(Stored records)
◆ ◆ ◆ ◆ ◆ ◆ ◆

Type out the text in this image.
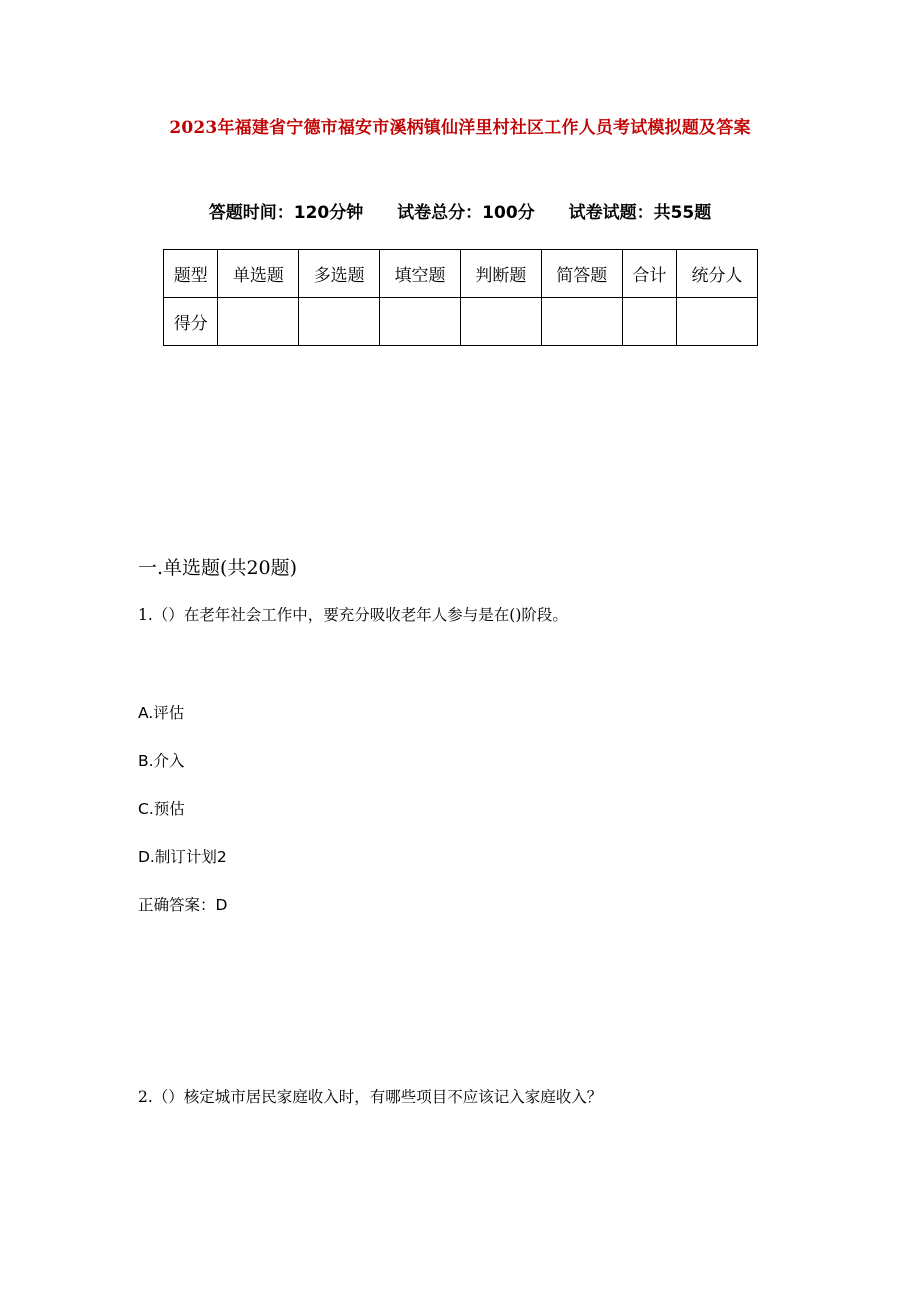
2023年福建省宁德市福安市溪柄镇仙洋里村社区工作人员考试模拟题及答案
答题时间：120分钟 试卷总分：100分 试卷试题：共55题
题型	单选题	多选题	填空题	判断题	简答题	合计	统分人
得分							
一.单选题(共20题)
1.（）在老年社会工作中，要充分吸收老年人参与是在()阶段。
A.评估
B.介入
C.预估
D.制订计划2
正确答案：D
2.（）核定城市居民家庭收入时，有哪些项目不应该记入家庭收入？
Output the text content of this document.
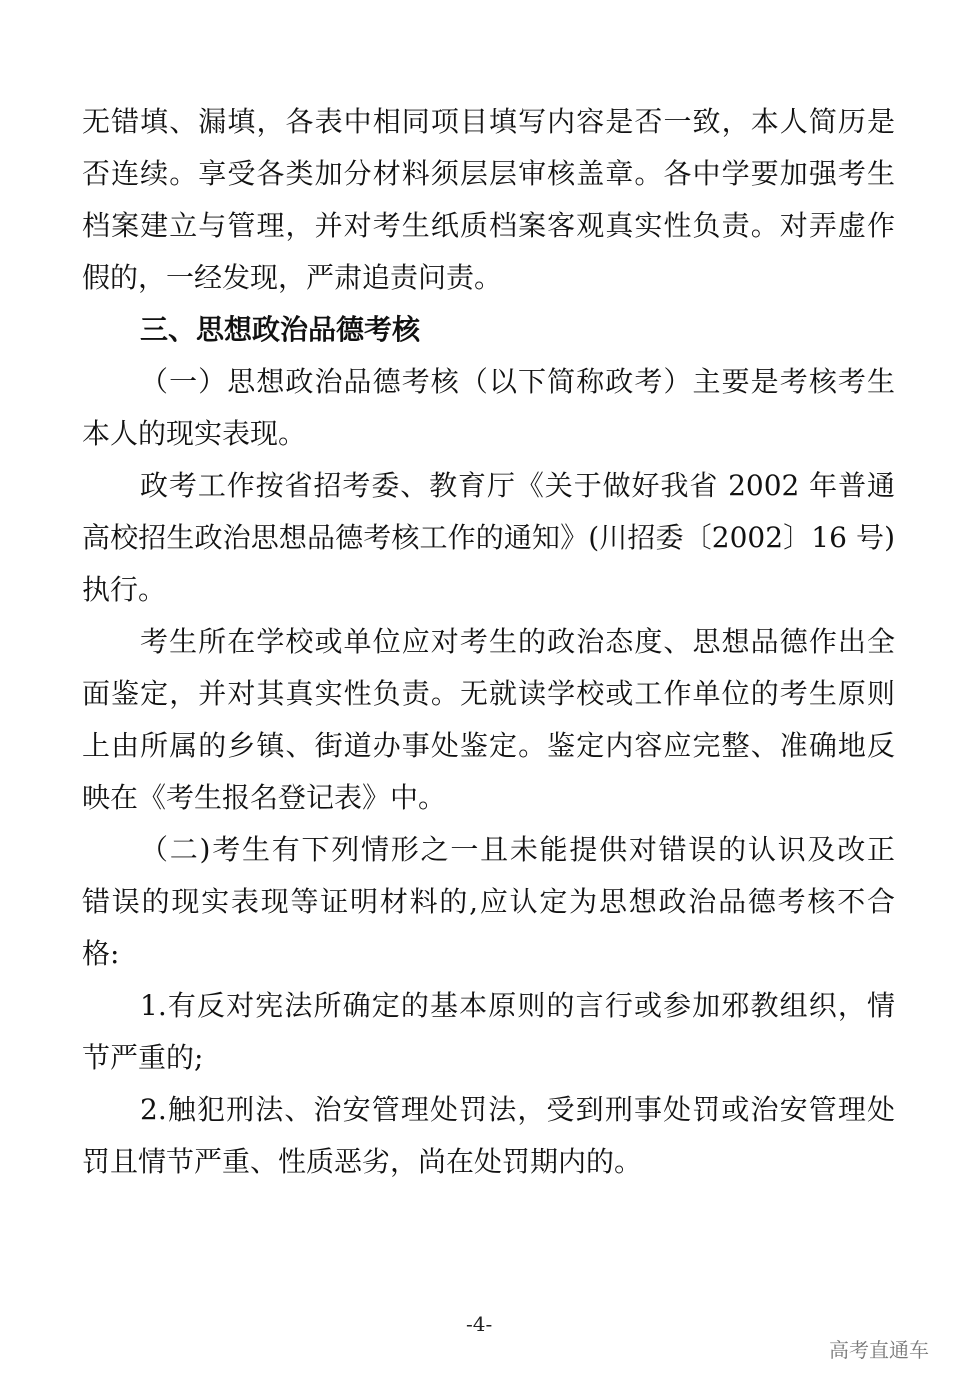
无错填、漏填，各表中相同项目填写内容是否一致，本人简历是
否连续。享受各类加分材料须层层审核盖章。各中学要加强考生
档案建立与管理，并对考生纸质档案客观真实性负责。对弄虚作
假的，一经发现，严肃追责问责。
三、思想政治品德考核
（一）思想政治品德考核（以下简称政考）主要是考核考生
本人的现实表现。
政考工作按省招考委、教育厅《关于做好我省 2002 年普通
高校招生政治思想品德考核工作的通知》(川招委〔2002〕16 号)
执行。
考生所在学校或单位应对考生的政治态度、思想品德作出全
面鉴定，并对其真实性负责。无就读学校或工作单位的考生原则
上由所属的乡镇、街道办事处鉴定。鉴定内容应完整、准确地反
映在《考生报名登记表》中。
（二)考生有下列情形之一且未能提供对错误的认识及改正
错误的现实表现等证明材料的,应认定为思想政治品德考核不合
格:
1.有反对宪法所确定的基本原则的言行或参加邪教组织，情
节严重的;
2.触犯刑法、治安管理处罚法，受到刑事处罚或治安管理处
罚且情节严重、性质恶劣，尚在处罚期内的。
-4-
高考直通车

◆ ◆ ◆ ◆ ◆ ◆ ◆

### Given instruction
Strip out the pictures and quote the remaining data word for word.

### Response to the task
Type out the text in this image.
2023年福建省宁德市福安市溪柄镇仙洋里村社区工作人员考试模拟题及答案
答题时间：120分钟 试卷总分：100分 试卷试题：共55题
题型	单选题	多选题	填空题	判断题	简答题	合计	统分人
得分							
一.单选题(共20题)
1.（）在老年社会工作中，要充分吸收老年人参与是在()阶段。
A.评估
B.介入
C.预估
D.制订计划2
正确答案：D
2.（）核定城市居民家庭收入时，有哪些项目不应该记入家庭收入？
Output the text content of this document.
无错填、漏填，各表中相同项目填写内容是否一致，本人简历是
否连续。享受各类加分材料须层层审核盖章。各中学要加强考生
档案建立与管理，并对考生纸质档案客观真实性负责。对弄虚作
假的，一经发现，严肃追责问责。
三、思想政治品德考核
（一）思想政治品德考核（以下简称政考）主要是考核考生
本人的现实表现。
政考工作按省招考委、教育厅《关于做好我省 2002 年普通
高校招生政治思想品德考核工作的通知》(川招委〔2002〕16 号)
执行。
考生所在学校或单位应对考生的政治态度、思想品德作出全
面鉴定，并对其真实性负责。无就读学校或工作单位的考生原则
上由所属的乡镇、街道办事处鉴定。鉴定内容应完整、准确地反
映在《考生报名登记表》中。
（二)考生有下列情形之一且未能提供对错误的认识及改正
错误的现实表现等证明材料的,应认定为思想政治品德考核不合
格:
1.有反对宪法所确定的基本原则的言行或参加邪教组织，情
节严重的;
2.触犯刑法、治安管理处罚法，受到刑事处罚或治安管理处
罚且情节严重、性质恶劣，尚在处罚期内的。
-4-
高考直通车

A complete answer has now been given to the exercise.